═══ SUPPLIED MATERIAL

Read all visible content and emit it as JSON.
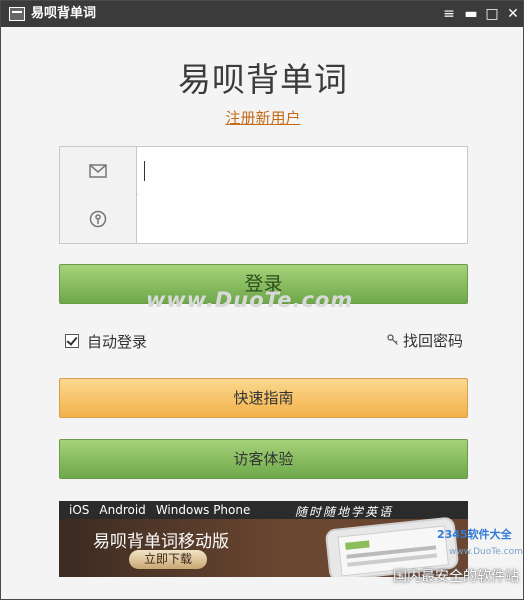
{
  "window": {
    "title": "易呗背单词",
    "controls": {
      "menu": "≡",
      "minimize": "▬",
      "maximize": "□",
      "close": "✕"
    }
  },
  "brand": "易呗背单词",
  "register_link": "注册新用户",
  "form": {
    "email_icon": "mail-icon",
    "email_value": "",
    "password_icon": "key-icon",
    "password_value": ""
  },
  "buttons": {
    "login": "登录",
    "guide": "快速指南",
    "guest": "访客体验"
  },
  "options": {
    "auto_login": "自动登录",
    "auto_login_checked": true,
    "recover_password": "找回密码"
  },
  "watermark": "www.DuoTe.com",
  "banner": {
    "platforms": [
      "iOS",
      "Android",
      "Windows Phone"
    ],
    "slogan": "随时随地学英语",
    "title": "易呗背单词移动版",
    "download": "立即下载"
  },
  "corner": {
    "logo": "2345软件大全",
    "sub": "www.DuoTe.com",
    "text": "国内最安全的软件站"
  },
  "colors": {
    "titlebar": "#3b3b3b",
    "link": "#c46b18",
    "green": "#7fb556",
    "orange": "#f5bf5f"
  }
}
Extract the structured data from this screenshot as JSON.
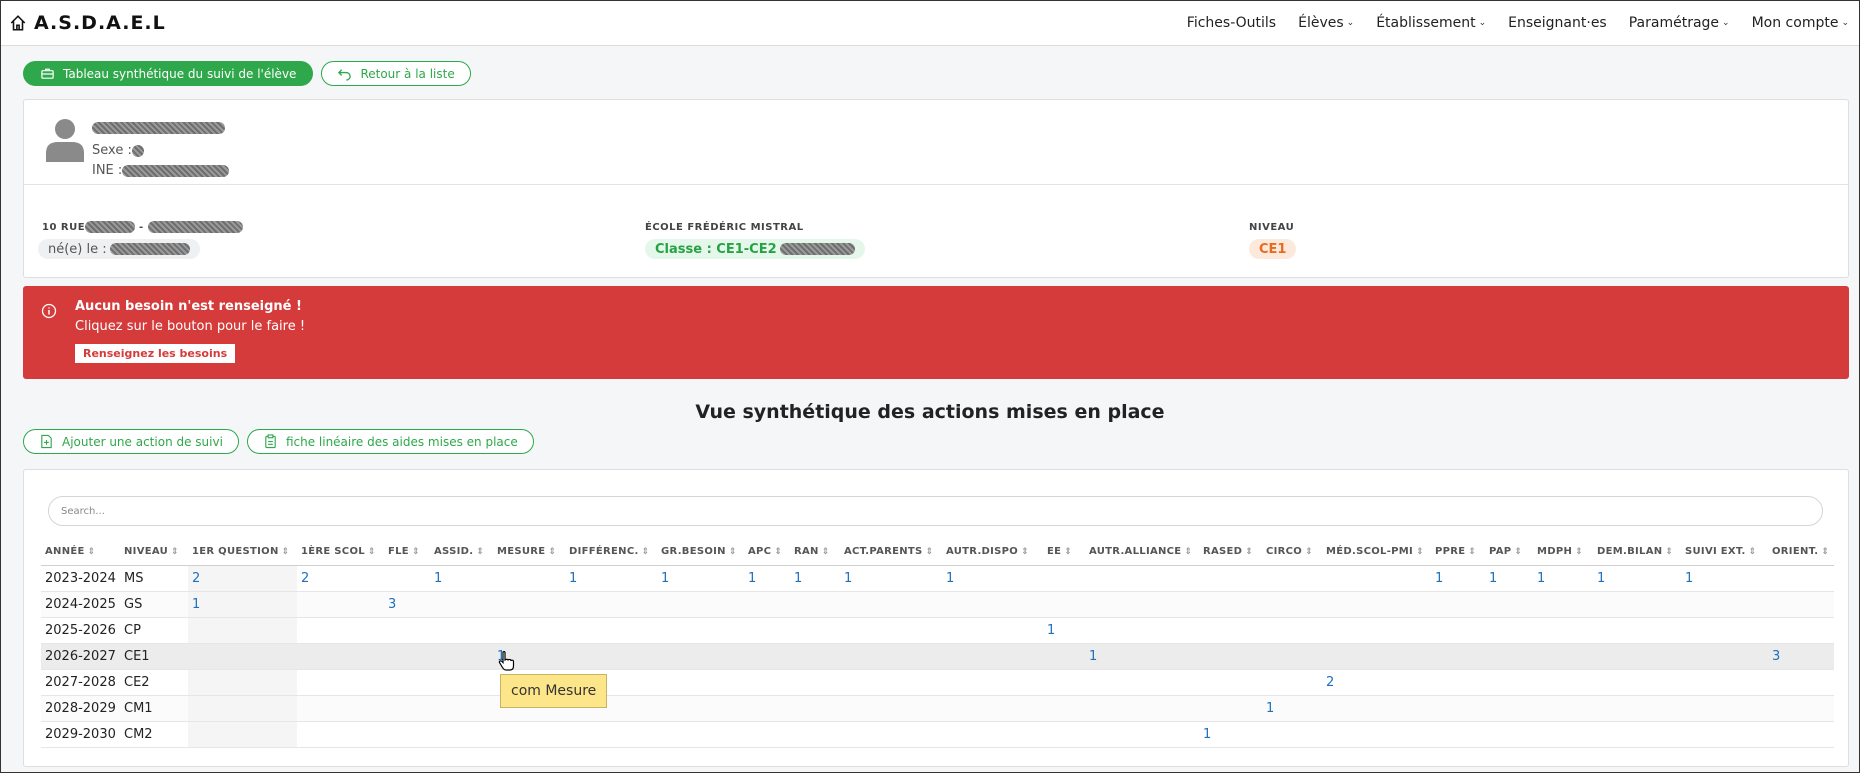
{
  "brand": "A.S.D.A.E.L",
  "nav": [
    {
      "label": "Fiches-Outils",
      "chevron": false
    },
    {
      "label": "Élèves",
      "chevron": true
    },
    {
      "label": "Établissement",
      "chevron": true
    },
    {
      "label": "Enseignant·es",
      "chevron": false
    },
    {
      "label": "Paramétrage",
      "chevron": true
    },
    {
      "label": "Mon compte",
      "chevron": true
    }
  ],
  "buttons": {
    "synthese": "Tableau synthétique du suivi de l'élève",
    "retour": "Retour à la liste",
    "ajouter": "Ajouter une action de suivi",
    "fiche": "fiche linéaire des aides mises en place"
  },
  "student": {
    "sexe_label": "Sexe :",
    "ine_label": "INE :",
    "address_prefix": "10 RUE",
    "born_label": "né(e) le :",
    "school_head": "ÉCOLE FRÉDÉRIC MISTRAL",
    "class_label": "Classe : CE1-CE2",
    "niveau_head": "NIVEAU",
    "niveau_value": "CE1"
  },
  "alert": {
    "title": "Aucun besoin n'est renseigné !",
    "text": "Cliquez sur le bouton pour le faire !",
    "button": "Renseignez les besoins",
    "color": "#d53b3b"
  },
  "section_title": "Vue synthétique des actions mises en place",
  "search_placeholder": "Search...",
  "table": {
    "columns": [
      "ANNÉE",
      "NIVEAU",
      "1ER QUESTION",
      "1ÈRE SCOL",
      "FLE",
      "ASSID.",
      "MESURE",
      "DIFFÉRENC.",
      "GR.BESOIN",
      "APC",
      "RAN",
      "ACT.PARENTS",
      "AUTR.DISPO",
      "EE",
      "AUTR.ALLIANCE",
      "RASED",
      "CIRCO",
      "MÉD.SCOL-PMI",
      "PPRE",
      "PAP",
      "MDPH",
      "DEM.BILAN",
      "SUIVI EXT.",
      "ORIENT."
    ],
    "rows": [
      [
        "2023-2024",
        "MS",
        "2",
        "2",
        "",
        "1",
        "",
        "1",
        "1",
        "1",
        "1",
        "1",
        "1",
        "",
        "",
        "",
        "",
        "",
        "1",
        "1",
        "1",
        "1",
        "1",
        ""
      ],
      [
        "2024-2025",
        "GS",
        "1",
        "",
        "3",
        "",
        "",
        "",
        "",
        "",
        "",
        "",
        "",
        "",
        "",
        "",
        "",
        "",
        "",
        "",
        "",
        "",
        "",
        ""
      ],
      [
        "2025-2026",
        "CP",
        "",
        "",
        "",
        "",
        "",
        "",
        "",
        "",
        "",
        "",
        "",
        "1",
        "",
        "",
        "",
        "",
        "",
        "",
        "",
        "",
        "",
        ""
      ],
      [
        "2026-2027",
        "CE1",
        "",
        "",
        "",
        "",
        "1",
        "",
        "",
        "",
        "",
        "",
        "",
        "",
        "1",
        "",
        "",
        "",
        "",
        "",
        "",
        "",
        "",
        "3"
      ],
      [
        "2027-2028",
        "CE2",
        "",
        "",
        "",
        "",
        "",
        "",
        "",
        "",
        "",
        "",
        "",
        "",
        "",
        "",
        "",
        "2",
        "",
        "",
        "",
        "",
        "",
        ""
      ],
      [
        "2028-2029",
        "CM1",
        "",
        "",
        "",
        "",
        "",
        "",
        "",
        "",
        "",
        "",
        "",
        "",
        "",
        "",
        "1",
        "",
        "",
        "",
        "",
        "",
        "",
        ""
      ],
      [
        "2029-2030",
        "CM2",
        "",
        "",
        "",
        "",
        "",
        "",
        "",
        "",
        "",
        "",
        "",
        "",
        "",
        "1",
        "",
        "",
        "",
        "",
        "",
        "",
        "",
        ""
      ]
    ]
  },
  "tooltip": "com Mesure",
  "colors": {
    "accent": "#2ea84b",
    "link": "#1f6fbf",
    "alert": "#d53b3b",
    "tooltip": "#fde68a"
  }
}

══════

State how many lines of the listing include "text", and nothing more.

* SOLUTION
2